"""

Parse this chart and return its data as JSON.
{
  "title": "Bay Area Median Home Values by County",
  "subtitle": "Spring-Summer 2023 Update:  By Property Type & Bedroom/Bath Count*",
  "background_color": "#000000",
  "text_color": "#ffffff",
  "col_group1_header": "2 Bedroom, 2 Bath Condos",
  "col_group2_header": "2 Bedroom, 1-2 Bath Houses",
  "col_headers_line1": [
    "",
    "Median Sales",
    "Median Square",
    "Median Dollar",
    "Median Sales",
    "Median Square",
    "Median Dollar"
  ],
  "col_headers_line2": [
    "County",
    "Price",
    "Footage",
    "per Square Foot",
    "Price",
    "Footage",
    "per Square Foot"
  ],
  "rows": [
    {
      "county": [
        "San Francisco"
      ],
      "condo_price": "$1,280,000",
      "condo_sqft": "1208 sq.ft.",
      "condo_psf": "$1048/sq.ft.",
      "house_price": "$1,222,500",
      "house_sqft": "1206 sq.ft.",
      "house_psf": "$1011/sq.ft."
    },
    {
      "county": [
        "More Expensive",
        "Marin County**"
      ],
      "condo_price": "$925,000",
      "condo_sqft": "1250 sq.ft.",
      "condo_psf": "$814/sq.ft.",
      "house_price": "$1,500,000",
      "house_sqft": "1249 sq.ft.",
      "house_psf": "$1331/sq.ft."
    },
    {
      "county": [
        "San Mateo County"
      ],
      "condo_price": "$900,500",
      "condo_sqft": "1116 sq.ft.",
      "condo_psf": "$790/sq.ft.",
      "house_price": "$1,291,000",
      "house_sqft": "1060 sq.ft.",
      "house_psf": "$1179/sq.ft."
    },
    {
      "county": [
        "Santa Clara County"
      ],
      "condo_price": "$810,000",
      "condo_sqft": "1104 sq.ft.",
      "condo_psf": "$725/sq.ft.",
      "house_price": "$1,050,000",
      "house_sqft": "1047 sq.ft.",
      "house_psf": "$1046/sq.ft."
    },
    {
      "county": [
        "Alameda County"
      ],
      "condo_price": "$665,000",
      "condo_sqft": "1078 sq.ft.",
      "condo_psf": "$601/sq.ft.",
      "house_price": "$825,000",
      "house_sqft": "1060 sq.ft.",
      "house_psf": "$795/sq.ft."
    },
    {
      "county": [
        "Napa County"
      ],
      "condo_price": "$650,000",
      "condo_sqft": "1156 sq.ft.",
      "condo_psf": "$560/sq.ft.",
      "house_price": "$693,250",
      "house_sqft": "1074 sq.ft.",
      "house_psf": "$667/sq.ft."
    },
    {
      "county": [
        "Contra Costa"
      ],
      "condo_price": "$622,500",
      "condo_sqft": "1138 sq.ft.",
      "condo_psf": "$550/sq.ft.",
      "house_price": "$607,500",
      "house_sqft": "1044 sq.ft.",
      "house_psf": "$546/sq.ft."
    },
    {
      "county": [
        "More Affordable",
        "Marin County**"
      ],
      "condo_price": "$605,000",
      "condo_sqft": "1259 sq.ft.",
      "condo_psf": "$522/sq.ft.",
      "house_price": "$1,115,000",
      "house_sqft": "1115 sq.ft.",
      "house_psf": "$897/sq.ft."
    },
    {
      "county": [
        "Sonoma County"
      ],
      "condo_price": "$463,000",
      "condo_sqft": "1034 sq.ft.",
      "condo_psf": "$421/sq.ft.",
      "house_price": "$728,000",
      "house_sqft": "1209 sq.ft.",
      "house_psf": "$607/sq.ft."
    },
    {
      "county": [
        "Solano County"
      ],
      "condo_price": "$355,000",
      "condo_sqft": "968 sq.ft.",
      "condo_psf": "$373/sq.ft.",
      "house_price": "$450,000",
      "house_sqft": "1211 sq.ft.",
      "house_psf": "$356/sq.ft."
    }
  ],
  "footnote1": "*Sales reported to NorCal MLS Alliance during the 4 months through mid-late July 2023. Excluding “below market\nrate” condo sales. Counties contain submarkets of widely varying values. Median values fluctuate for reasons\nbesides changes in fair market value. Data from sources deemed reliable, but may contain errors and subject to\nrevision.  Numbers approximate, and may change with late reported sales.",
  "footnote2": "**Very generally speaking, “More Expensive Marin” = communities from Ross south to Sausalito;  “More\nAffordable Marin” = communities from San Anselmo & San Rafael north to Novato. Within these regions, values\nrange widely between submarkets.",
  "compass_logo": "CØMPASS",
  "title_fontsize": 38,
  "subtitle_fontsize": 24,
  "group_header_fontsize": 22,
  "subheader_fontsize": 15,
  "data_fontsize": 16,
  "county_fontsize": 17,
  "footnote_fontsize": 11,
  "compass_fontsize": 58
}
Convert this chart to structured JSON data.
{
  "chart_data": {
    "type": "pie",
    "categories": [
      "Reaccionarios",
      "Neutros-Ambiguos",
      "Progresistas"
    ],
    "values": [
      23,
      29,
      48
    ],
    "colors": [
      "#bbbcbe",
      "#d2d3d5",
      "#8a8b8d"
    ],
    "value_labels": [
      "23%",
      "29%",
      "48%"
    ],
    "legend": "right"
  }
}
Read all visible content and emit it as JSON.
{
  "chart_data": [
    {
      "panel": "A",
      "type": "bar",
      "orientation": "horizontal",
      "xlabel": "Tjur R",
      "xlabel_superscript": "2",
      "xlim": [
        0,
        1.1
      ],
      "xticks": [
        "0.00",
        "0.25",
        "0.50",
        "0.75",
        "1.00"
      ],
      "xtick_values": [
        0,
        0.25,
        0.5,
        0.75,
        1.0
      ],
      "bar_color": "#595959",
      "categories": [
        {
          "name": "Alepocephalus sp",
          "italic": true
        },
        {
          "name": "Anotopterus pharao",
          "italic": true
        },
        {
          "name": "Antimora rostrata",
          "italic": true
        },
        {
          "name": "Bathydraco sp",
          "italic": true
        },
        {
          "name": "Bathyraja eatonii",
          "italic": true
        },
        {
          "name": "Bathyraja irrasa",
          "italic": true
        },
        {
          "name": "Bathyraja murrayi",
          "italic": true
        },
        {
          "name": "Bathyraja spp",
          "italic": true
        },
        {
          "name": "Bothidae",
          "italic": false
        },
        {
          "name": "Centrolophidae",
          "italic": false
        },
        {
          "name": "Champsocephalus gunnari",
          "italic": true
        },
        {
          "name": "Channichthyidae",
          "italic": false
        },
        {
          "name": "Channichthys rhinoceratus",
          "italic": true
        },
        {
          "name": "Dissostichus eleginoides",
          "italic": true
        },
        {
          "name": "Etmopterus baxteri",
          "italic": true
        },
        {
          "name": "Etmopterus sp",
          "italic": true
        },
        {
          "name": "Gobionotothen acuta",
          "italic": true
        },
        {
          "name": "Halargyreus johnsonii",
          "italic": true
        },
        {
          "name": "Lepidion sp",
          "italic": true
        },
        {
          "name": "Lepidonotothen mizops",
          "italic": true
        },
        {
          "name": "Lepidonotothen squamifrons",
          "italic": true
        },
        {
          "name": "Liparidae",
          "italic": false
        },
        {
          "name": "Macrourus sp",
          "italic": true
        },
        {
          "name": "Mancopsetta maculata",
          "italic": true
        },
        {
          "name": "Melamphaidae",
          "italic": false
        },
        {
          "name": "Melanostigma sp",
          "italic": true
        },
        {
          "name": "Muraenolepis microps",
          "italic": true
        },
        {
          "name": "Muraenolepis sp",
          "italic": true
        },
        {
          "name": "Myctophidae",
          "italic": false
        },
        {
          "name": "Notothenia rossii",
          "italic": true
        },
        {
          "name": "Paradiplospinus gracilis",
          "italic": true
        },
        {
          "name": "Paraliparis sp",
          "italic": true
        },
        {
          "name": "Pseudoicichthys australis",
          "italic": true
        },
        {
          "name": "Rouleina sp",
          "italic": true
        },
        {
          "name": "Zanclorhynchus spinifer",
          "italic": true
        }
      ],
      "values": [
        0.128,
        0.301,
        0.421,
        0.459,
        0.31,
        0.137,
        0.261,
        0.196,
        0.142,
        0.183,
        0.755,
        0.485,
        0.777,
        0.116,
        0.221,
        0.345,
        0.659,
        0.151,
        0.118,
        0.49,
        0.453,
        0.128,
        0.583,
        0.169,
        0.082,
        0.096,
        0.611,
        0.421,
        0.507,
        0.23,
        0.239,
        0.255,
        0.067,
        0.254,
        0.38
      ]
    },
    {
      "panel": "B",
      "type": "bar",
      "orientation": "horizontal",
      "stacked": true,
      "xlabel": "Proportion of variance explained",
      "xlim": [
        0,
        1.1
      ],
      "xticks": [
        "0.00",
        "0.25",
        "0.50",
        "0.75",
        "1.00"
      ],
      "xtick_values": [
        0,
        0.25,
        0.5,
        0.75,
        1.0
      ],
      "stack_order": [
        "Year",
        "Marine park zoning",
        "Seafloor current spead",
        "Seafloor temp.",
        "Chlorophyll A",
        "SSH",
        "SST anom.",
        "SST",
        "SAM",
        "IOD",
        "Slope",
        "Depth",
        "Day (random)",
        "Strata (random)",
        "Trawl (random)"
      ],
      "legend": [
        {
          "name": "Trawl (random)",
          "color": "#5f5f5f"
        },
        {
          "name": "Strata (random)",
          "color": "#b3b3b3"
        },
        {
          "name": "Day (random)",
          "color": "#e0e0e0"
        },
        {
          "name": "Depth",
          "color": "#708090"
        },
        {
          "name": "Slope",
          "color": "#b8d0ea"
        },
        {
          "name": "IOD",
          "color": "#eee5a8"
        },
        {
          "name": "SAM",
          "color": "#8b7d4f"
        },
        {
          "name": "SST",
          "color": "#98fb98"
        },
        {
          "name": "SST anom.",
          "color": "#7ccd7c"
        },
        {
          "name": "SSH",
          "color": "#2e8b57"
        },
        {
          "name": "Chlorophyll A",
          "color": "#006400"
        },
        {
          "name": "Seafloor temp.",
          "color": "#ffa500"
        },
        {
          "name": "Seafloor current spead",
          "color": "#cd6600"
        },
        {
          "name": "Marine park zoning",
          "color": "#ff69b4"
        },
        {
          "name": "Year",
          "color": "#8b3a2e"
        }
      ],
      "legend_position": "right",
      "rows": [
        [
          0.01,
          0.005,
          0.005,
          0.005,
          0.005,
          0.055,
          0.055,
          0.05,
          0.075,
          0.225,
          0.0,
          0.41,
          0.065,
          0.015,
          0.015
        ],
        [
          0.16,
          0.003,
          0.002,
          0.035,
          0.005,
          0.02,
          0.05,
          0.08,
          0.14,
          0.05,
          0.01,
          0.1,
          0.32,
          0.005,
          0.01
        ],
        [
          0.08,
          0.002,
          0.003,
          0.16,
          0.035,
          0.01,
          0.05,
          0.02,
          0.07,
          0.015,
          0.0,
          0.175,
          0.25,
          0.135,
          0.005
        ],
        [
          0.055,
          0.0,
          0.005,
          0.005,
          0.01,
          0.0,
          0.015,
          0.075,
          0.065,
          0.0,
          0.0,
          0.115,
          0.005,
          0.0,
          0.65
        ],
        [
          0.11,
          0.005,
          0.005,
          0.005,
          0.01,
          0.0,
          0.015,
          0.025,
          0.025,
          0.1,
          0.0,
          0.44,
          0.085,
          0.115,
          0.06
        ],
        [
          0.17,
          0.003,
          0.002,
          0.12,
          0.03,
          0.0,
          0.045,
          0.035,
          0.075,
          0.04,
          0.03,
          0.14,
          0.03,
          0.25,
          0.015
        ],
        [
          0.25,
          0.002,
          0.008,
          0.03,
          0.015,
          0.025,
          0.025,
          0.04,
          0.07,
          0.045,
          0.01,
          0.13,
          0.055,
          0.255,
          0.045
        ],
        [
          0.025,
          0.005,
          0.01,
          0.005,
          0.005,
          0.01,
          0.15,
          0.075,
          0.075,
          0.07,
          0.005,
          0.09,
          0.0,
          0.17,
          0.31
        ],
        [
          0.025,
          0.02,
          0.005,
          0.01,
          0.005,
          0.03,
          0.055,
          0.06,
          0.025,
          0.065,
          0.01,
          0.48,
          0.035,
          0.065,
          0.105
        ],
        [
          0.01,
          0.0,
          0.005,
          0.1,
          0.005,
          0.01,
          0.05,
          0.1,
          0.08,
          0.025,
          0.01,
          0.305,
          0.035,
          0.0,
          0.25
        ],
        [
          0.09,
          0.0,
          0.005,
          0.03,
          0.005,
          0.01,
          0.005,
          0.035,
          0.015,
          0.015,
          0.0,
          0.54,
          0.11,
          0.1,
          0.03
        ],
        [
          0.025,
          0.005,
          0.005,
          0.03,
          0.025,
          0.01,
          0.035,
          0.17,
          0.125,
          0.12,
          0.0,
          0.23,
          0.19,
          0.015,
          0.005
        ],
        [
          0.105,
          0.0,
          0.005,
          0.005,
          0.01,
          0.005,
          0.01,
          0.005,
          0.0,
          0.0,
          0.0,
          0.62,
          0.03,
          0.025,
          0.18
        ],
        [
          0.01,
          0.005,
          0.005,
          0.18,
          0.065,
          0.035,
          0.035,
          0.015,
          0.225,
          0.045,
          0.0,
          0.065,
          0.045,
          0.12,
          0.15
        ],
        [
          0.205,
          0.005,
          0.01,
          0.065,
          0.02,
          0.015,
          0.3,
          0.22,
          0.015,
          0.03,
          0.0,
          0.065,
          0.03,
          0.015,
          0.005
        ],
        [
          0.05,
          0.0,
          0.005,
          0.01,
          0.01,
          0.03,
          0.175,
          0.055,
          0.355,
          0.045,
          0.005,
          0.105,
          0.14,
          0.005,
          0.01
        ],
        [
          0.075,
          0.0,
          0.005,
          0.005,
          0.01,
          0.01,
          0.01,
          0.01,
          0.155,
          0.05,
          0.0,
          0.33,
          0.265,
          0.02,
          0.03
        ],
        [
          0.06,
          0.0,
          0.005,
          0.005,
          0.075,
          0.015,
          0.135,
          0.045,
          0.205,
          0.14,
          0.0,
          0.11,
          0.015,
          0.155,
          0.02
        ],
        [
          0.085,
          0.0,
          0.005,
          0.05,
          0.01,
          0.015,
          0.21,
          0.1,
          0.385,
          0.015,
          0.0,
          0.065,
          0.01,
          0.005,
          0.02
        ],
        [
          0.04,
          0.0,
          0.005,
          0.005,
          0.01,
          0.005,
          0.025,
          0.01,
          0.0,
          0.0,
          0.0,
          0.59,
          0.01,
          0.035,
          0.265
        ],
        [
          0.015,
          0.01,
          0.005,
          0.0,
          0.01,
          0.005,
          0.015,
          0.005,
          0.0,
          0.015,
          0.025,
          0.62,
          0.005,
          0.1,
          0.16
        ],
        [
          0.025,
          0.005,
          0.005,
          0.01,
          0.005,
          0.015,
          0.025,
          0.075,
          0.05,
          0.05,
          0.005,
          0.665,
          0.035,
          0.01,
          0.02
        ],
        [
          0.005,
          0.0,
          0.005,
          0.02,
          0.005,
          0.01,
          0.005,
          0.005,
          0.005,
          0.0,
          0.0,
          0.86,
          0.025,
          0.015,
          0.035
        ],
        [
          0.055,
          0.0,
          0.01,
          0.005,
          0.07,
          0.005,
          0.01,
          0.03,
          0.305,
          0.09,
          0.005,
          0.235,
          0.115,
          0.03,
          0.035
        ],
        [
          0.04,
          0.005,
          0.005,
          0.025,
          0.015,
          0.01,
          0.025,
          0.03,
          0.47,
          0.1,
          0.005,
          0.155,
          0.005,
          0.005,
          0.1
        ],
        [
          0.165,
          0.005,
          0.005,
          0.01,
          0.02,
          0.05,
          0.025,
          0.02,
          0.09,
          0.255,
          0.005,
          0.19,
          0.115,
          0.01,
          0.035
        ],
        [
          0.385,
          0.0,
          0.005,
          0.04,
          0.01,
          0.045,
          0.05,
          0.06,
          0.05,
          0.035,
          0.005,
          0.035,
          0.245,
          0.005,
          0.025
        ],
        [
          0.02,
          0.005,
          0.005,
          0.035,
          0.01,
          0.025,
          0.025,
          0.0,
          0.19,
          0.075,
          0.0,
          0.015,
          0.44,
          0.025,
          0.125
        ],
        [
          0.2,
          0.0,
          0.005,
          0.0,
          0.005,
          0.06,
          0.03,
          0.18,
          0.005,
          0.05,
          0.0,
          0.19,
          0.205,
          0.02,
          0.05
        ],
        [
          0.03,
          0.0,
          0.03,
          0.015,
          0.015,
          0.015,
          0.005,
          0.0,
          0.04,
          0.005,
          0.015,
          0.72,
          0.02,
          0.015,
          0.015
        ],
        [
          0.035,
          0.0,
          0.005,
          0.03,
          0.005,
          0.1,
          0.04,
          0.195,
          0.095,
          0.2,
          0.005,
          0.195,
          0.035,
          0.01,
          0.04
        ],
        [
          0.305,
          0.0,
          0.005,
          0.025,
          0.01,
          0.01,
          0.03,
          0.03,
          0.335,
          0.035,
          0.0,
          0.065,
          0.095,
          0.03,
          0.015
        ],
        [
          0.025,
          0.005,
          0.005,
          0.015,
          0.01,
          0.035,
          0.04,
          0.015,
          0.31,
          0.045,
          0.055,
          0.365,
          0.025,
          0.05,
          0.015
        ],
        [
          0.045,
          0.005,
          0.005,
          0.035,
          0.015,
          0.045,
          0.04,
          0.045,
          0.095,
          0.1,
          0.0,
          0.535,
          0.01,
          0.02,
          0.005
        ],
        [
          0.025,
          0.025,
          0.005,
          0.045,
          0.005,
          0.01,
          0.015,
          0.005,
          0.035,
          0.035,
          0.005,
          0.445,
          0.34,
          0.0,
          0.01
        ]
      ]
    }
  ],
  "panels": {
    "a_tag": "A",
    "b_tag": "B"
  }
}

"""

*GOAL:*
From the listing above, copy every line that holds the string "zoning".

*WRITTEN RESPONSE:*
        "Marine park zoning",
          "name": "Marine park zoning",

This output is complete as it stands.